__Do this__: Your task is to output the listing word for word, with pictures excluded.

* START Given entries *

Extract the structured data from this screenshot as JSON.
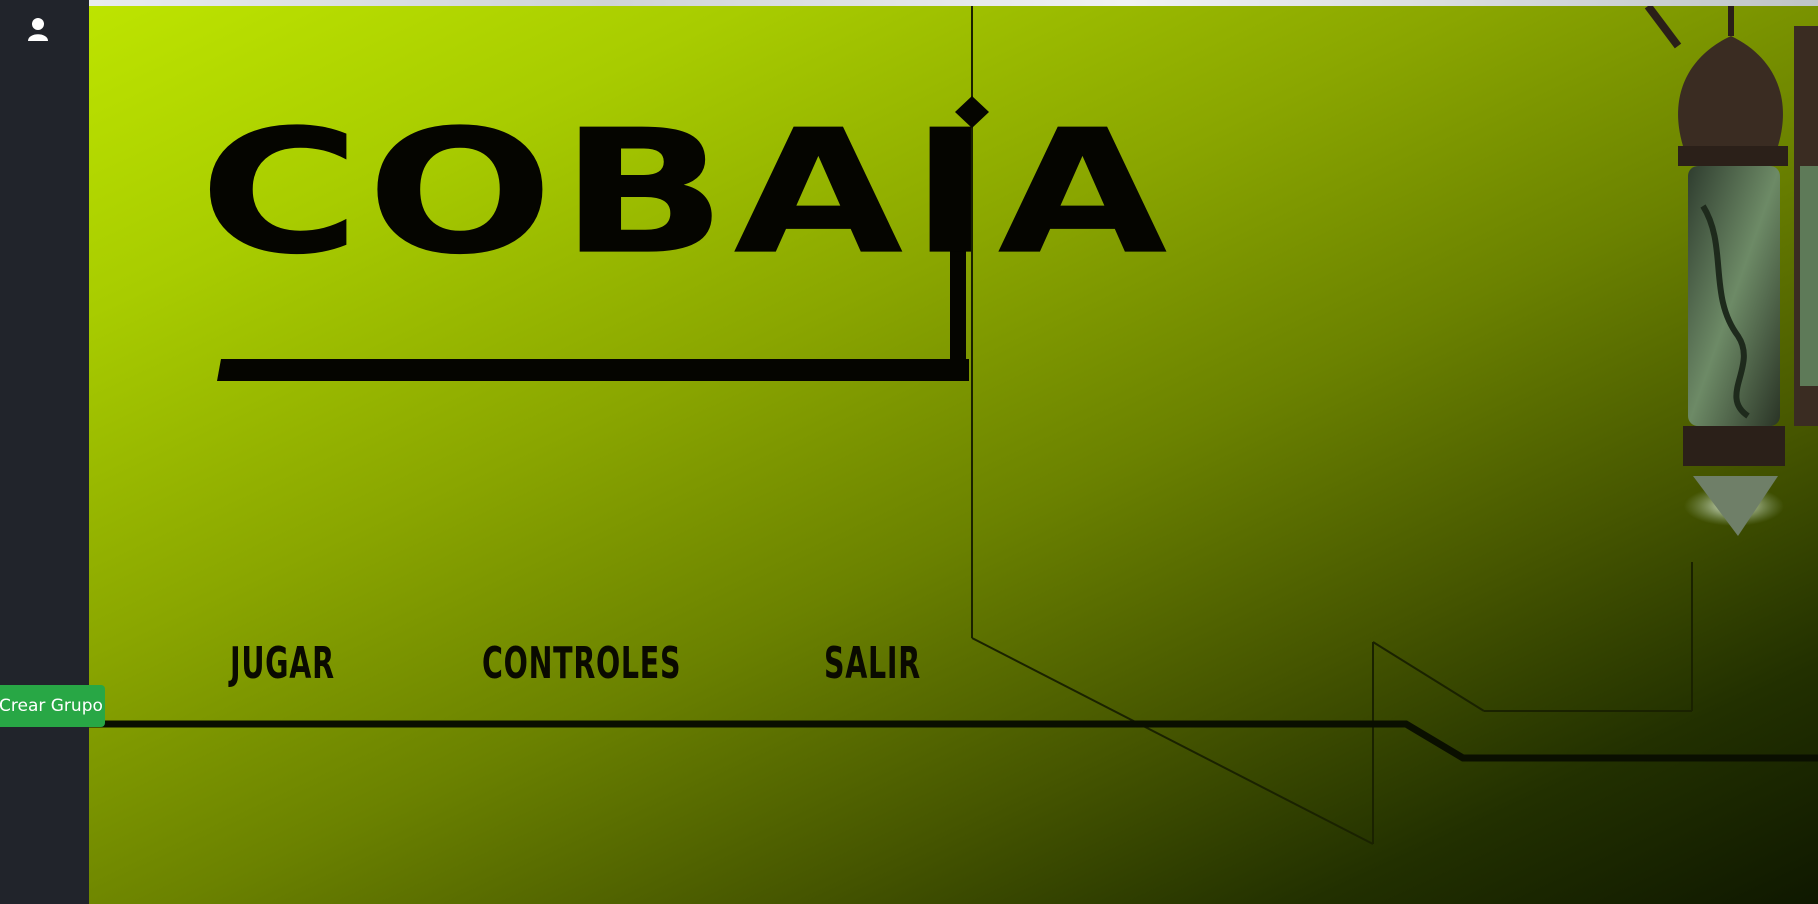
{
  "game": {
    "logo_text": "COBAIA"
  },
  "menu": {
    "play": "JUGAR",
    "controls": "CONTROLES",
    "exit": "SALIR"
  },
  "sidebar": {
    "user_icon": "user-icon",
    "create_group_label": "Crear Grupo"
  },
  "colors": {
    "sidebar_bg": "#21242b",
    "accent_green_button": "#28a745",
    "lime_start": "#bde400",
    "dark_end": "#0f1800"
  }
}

* END Given entries *

__The output__:
Extract the structured data from this screenshot as JSON.
{
  "game": {
    "logo_text": "COBAIA"
  },
  "menu": {
    "play": "JUGAR",
    "controls": "CONTROLES",
    "exit": "SALIR"
  },
  "sidebar": {
    "user_icon": "user-icon",
    "create_group_label": "Crear Grupo"
  },
  "colors": {
    "sidebar_bg": "#21242b",
    "accent_green_button": "#28a745",
    "lime_start": "#bde400",
    "dark_end": "#0f1800"
  }
}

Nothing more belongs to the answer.